--- Entries provided ---
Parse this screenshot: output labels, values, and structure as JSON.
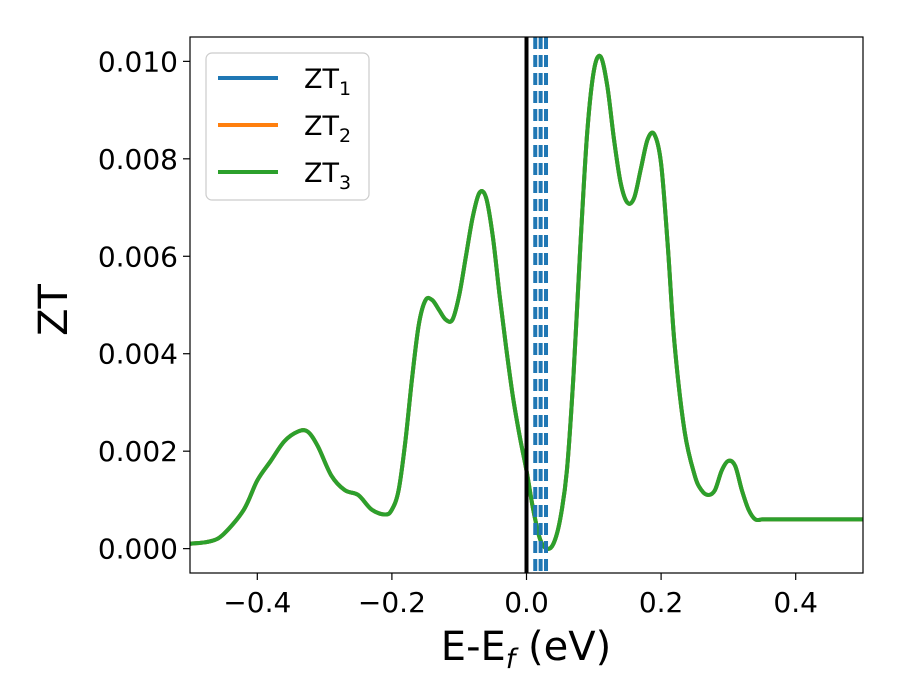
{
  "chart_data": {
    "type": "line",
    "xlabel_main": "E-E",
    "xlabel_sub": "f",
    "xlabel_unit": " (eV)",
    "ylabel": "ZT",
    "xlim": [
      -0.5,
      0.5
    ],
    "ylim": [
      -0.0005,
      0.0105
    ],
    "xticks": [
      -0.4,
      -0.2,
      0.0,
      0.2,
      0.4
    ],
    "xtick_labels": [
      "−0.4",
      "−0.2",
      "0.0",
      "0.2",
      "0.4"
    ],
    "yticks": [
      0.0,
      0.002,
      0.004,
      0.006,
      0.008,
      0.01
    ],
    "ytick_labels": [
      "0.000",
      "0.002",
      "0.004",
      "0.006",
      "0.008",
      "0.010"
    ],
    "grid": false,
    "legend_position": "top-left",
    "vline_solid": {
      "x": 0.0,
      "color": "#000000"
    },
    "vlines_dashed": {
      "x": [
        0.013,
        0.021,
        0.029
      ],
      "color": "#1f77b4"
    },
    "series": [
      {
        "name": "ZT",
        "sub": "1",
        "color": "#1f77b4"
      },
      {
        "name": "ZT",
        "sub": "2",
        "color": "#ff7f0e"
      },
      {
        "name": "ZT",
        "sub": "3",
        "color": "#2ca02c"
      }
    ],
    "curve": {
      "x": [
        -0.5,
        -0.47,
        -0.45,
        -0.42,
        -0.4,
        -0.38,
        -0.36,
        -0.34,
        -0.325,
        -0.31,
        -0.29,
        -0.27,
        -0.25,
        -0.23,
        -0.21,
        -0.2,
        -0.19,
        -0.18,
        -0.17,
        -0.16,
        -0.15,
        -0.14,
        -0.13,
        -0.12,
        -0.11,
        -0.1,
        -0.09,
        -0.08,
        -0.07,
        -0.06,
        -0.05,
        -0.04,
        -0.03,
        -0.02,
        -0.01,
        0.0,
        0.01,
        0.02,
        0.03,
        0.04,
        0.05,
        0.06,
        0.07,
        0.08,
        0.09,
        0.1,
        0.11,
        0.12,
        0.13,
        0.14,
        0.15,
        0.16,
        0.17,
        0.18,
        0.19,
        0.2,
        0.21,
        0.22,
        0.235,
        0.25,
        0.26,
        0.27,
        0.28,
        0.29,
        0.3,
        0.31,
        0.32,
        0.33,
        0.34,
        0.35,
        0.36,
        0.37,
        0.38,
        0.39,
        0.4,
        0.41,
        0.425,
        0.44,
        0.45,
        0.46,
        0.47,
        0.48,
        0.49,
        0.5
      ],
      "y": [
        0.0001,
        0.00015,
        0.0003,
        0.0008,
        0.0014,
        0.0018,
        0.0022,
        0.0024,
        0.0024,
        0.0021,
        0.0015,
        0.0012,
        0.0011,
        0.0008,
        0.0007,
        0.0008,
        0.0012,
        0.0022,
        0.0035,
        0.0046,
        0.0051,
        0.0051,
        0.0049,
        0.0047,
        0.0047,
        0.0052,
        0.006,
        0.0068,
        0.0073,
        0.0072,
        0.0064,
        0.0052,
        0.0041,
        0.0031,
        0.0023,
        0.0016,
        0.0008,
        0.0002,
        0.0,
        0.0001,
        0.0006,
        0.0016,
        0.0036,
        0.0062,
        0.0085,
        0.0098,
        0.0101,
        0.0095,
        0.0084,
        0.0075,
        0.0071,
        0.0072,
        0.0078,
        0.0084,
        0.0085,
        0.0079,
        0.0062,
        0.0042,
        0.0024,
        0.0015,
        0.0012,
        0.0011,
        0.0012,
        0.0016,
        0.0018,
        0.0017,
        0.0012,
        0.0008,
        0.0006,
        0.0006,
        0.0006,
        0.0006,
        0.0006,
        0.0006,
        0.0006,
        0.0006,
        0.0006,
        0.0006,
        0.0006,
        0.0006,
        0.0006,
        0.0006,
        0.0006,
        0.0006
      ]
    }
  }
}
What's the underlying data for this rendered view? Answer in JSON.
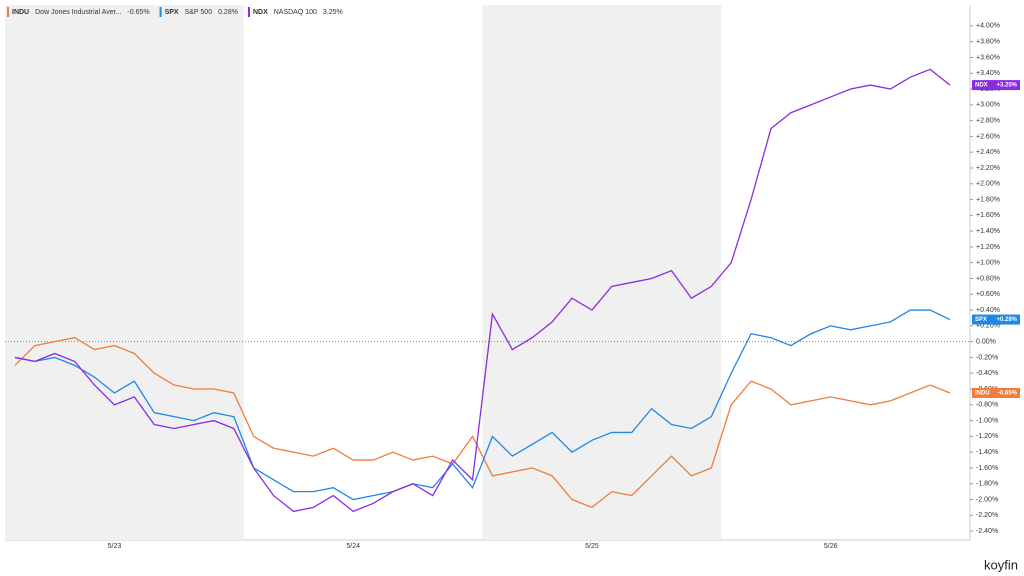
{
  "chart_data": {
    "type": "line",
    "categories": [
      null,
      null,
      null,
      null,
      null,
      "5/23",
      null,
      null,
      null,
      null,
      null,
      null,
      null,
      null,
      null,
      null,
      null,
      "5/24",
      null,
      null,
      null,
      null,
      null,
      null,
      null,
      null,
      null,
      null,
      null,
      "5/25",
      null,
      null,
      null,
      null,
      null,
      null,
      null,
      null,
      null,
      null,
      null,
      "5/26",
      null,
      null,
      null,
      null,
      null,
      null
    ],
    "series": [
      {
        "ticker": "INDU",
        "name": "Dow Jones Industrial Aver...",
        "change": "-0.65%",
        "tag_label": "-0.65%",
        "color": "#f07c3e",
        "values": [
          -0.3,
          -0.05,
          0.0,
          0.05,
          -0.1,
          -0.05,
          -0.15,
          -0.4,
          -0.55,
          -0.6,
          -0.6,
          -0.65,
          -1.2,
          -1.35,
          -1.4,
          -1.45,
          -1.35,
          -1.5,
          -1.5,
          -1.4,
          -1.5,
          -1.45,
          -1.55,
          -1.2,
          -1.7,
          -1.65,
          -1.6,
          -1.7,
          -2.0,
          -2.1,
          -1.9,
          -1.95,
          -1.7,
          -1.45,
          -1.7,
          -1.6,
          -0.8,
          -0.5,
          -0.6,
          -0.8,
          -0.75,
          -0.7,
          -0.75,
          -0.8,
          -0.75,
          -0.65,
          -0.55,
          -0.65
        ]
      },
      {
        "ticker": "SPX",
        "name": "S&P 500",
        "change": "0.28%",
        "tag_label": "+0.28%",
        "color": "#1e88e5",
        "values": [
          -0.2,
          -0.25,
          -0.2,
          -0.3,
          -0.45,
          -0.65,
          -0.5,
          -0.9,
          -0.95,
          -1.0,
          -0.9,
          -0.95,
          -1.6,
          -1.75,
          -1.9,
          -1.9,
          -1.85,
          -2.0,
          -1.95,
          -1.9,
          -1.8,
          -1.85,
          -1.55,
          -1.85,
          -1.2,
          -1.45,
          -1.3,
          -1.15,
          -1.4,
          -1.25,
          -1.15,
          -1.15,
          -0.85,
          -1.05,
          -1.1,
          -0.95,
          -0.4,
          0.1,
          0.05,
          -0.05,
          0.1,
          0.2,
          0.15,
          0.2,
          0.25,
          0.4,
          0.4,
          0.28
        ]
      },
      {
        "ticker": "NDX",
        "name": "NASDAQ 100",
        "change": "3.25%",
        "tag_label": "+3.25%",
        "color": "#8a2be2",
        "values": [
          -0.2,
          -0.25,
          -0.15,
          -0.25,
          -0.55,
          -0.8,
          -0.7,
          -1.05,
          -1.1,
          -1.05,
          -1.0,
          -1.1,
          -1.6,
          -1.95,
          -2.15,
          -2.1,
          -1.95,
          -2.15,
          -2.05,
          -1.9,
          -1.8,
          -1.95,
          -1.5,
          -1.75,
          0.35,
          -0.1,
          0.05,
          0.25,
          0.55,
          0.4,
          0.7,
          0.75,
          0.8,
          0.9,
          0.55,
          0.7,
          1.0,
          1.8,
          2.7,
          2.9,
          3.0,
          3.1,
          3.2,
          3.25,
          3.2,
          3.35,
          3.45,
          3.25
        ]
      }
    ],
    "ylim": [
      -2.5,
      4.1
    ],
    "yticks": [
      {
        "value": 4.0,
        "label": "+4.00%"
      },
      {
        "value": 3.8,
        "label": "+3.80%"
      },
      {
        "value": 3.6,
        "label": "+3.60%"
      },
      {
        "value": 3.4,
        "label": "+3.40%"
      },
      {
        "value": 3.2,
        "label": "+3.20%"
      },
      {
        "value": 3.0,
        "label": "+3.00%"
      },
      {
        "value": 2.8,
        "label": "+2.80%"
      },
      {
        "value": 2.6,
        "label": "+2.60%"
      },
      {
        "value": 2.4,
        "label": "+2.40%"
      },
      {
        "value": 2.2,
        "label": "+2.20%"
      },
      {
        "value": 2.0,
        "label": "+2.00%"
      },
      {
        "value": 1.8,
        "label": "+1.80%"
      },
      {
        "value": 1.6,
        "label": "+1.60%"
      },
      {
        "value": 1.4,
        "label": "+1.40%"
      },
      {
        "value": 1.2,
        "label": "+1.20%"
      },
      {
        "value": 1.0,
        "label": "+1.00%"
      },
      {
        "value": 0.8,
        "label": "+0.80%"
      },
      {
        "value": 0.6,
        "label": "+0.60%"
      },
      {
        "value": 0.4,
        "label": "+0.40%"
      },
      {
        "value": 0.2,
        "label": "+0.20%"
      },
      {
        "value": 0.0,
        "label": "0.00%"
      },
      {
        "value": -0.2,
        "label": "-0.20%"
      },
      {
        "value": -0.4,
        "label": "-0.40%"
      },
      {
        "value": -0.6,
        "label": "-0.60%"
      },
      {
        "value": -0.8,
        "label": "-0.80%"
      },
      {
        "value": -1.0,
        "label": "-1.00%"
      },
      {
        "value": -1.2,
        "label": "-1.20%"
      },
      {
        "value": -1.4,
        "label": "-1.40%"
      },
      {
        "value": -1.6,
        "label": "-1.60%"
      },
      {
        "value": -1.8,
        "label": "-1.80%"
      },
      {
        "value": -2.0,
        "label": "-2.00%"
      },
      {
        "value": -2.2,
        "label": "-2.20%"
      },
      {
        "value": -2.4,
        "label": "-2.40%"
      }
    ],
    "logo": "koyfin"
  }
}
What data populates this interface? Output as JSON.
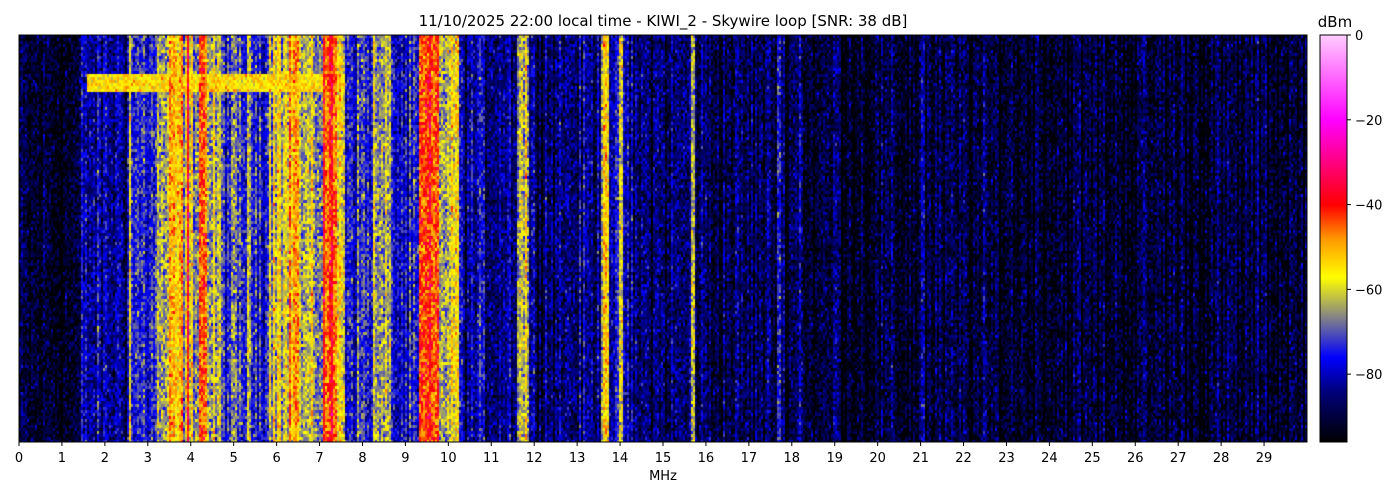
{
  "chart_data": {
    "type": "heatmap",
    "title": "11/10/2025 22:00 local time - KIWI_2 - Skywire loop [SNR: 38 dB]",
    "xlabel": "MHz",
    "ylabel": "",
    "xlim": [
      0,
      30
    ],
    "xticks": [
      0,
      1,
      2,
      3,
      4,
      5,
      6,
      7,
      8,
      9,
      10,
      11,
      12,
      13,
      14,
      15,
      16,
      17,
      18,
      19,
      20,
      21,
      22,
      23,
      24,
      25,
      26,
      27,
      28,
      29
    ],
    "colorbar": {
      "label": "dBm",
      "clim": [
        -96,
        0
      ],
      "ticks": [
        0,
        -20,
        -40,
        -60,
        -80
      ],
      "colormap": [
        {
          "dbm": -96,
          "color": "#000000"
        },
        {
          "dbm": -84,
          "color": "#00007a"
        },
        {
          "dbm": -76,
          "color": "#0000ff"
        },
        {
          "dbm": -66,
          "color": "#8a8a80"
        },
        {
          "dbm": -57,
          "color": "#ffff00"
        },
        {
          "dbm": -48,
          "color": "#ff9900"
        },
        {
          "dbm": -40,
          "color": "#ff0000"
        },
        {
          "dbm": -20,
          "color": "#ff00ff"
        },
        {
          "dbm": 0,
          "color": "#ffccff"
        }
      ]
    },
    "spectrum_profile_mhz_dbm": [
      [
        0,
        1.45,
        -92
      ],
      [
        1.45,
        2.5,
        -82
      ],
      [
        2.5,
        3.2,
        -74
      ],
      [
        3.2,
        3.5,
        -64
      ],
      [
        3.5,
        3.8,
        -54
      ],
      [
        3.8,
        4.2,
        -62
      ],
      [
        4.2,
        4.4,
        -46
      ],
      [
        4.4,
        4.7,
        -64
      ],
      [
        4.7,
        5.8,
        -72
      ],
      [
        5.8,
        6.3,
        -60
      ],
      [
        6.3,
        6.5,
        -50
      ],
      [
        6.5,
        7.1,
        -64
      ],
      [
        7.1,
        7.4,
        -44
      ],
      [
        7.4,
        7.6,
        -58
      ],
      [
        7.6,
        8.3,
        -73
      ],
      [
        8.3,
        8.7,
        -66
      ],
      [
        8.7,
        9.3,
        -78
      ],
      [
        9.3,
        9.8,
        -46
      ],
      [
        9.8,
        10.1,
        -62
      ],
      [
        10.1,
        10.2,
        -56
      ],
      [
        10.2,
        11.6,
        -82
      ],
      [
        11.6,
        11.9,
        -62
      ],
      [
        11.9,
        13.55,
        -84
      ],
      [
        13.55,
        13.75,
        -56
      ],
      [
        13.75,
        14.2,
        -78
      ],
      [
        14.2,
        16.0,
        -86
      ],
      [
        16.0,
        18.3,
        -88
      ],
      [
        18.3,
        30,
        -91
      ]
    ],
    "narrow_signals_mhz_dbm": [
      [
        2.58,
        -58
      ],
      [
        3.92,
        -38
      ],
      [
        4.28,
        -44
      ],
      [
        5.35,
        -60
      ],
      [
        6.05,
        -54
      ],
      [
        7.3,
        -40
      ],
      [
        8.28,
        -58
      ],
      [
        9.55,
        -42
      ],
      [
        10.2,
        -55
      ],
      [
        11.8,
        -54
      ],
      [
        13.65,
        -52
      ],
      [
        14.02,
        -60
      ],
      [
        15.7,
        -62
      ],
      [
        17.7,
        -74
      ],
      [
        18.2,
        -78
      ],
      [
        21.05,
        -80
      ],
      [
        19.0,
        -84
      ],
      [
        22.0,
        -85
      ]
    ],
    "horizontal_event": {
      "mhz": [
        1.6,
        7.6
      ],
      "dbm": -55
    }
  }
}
---
### What is needed:
Gather up, from the records above, each line where the word "JSON" appears.

### Task result:
Parse this screenshot: output labels, values, and structure as JSON.
What's the underlying data for this rendered view? Answer in JSON.
What data populates this interface? Output as JSON.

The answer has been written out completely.